_WHAT IS ASKED_: Find the number of lines containing the string "Position" in the data. Answer with the number by itself.

-- BEGIN ENTRIES --

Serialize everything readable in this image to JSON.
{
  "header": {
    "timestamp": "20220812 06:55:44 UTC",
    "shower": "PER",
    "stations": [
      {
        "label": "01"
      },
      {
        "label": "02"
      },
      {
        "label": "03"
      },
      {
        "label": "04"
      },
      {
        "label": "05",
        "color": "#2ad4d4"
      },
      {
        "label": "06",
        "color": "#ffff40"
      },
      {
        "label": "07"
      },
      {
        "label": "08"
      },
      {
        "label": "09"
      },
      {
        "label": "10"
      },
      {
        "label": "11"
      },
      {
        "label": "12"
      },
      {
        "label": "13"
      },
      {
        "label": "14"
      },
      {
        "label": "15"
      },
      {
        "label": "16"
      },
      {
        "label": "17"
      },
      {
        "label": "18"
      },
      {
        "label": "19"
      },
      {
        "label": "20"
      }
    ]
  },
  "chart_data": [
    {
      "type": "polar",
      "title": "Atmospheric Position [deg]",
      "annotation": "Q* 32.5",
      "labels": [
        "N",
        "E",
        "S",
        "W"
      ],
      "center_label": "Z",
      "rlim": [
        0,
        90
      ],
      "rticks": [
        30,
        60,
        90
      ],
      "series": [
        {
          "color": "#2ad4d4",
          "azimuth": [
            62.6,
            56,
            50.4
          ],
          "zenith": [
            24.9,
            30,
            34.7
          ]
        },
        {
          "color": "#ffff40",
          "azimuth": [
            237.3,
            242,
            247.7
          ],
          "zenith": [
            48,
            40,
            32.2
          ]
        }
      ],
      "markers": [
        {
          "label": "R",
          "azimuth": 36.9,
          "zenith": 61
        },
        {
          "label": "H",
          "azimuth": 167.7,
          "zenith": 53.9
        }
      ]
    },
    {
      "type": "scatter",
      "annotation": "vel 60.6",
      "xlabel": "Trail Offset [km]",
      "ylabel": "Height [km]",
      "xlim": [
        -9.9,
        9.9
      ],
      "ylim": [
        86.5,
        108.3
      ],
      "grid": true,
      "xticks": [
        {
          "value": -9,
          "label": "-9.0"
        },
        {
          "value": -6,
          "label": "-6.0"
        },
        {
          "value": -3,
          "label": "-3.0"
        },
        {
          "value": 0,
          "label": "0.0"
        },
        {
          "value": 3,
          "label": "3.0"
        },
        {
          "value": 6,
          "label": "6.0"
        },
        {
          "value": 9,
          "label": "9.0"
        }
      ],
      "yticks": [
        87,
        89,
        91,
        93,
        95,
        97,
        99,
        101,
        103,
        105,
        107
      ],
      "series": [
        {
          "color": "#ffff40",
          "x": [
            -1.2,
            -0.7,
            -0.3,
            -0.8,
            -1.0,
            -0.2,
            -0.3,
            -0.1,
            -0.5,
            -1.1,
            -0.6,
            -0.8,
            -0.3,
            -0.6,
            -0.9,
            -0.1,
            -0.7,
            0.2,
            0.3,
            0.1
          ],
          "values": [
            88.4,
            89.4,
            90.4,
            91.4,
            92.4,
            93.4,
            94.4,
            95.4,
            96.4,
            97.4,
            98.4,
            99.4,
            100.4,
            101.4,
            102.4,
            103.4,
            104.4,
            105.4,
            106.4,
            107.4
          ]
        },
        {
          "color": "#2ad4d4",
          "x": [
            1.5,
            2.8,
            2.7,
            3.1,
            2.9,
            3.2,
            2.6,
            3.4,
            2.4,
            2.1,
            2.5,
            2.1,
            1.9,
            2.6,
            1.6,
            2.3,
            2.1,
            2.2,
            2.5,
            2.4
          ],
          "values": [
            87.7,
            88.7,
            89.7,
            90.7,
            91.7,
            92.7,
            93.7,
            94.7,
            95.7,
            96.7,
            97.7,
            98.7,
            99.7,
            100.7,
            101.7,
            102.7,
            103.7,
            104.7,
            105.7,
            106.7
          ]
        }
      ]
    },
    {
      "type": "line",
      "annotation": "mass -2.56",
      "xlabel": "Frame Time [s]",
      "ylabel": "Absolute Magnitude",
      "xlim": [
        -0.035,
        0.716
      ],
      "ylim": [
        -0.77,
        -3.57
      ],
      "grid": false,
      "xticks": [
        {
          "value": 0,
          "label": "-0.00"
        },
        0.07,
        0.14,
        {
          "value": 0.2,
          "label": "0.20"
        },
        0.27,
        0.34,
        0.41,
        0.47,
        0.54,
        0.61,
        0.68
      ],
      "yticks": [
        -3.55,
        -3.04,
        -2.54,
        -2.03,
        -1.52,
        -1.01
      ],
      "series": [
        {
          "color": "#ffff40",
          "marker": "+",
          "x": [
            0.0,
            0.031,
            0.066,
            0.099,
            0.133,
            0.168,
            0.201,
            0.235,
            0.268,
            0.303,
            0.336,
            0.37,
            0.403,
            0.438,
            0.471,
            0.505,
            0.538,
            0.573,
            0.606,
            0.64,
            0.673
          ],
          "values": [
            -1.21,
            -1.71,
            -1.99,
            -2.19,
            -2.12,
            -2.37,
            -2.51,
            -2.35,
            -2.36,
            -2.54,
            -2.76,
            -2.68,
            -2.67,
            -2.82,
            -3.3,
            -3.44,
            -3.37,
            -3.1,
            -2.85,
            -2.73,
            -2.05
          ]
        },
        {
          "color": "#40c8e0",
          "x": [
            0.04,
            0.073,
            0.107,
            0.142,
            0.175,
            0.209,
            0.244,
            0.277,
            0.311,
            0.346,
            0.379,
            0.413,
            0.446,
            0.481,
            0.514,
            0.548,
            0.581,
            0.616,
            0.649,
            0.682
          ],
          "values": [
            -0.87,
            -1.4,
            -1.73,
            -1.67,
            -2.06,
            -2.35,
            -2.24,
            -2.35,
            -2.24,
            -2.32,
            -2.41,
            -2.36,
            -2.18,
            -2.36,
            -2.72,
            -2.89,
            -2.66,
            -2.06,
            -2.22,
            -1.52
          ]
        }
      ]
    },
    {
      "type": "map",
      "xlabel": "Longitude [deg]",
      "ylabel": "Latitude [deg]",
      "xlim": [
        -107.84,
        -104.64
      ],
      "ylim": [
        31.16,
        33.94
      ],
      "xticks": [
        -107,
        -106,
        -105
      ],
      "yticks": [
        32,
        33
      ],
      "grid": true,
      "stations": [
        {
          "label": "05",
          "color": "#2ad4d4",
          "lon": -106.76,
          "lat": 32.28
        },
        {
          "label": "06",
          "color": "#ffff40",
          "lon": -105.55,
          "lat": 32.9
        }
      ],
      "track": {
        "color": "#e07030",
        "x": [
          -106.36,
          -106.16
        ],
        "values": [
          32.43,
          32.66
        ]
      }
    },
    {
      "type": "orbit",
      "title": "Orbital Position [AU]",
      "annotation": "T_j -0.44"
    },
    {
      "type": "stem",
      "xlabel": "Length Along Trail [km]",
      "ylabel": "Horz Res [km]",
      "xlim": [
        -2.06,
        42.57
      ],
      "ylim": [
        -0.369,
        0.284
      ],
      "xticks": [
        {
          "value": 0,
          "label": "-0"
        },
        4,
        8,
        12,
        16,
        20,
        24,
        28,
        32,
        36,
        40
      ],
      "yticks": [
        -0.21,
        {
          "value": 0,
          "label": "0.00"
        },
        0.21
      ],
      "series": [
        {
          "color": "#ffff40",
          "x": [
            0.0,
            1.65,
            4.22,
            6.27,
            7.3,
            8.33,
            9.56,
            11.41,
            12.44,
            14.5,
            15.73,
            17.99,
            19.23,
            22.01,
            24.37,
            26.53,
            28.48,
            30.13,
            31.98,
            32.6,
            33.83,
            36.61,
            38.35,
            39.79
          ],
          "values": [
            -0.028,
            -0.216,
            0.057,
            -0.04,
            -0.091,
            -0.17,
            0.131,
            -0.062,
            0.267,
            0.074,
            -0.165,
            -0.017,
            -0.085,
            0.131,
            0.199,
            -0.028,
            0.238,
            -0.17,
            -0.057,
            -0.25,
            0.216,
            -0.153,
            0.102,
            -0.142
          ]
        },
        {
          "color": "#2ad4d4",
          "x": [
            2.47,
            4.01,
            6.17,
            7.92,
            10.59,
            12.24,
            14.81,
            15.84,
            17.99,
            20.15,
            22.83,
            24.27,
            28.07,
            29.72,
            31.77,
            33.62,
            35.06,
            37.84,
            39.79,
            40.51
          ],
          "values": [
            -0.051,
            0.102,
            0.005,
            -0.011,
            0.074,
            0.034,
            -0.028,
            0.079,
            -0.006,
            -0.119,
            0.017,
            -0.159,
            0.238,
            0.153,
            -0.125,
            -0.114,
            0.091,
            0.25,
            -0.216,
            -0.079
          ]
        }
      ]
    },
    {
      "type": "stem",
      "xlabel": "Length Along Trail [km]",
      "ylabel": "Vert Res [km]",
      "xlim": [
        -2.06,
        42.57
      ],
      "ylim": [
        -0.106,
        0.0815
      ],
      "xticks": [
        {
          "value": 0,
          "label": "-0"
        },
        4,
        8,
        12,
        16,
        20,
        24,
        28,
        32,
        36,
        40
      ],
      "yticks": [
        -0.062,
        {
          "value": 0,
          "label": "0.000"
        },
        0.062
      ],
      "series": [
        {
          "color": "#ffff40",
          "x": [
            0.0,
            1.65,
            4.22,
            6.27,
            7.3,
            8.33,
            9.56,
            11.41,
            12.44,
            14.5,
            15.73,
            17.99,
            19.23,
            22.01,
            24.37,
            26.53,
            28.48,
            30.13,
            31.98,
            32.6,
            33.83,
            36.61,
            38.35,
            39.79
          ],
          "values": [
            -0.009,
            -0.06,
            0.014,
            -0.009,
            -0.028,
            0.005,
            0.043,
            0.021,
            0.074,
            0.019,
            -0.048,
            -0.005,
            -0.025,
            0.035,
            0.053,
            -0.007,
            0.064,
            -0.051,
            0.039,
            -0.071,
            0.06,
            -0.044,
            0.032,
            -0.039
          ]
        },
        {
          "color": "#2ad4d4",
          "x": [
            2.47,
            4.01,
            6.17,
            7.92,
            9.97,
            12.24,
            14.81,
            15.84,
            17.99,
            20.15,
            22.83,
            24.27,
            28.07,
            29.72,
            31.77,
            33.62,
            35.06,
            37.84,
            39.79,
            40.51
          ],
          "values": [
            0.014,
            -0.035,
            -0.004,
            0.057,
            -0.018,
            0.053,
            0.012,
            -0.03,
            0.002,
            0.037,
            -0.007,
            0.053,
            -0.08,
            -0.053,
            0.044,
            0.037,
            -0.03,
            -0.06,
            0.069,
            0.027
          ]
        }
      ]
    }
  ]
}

-- END ENTRIES --

_FINISHED ANSWER_: 2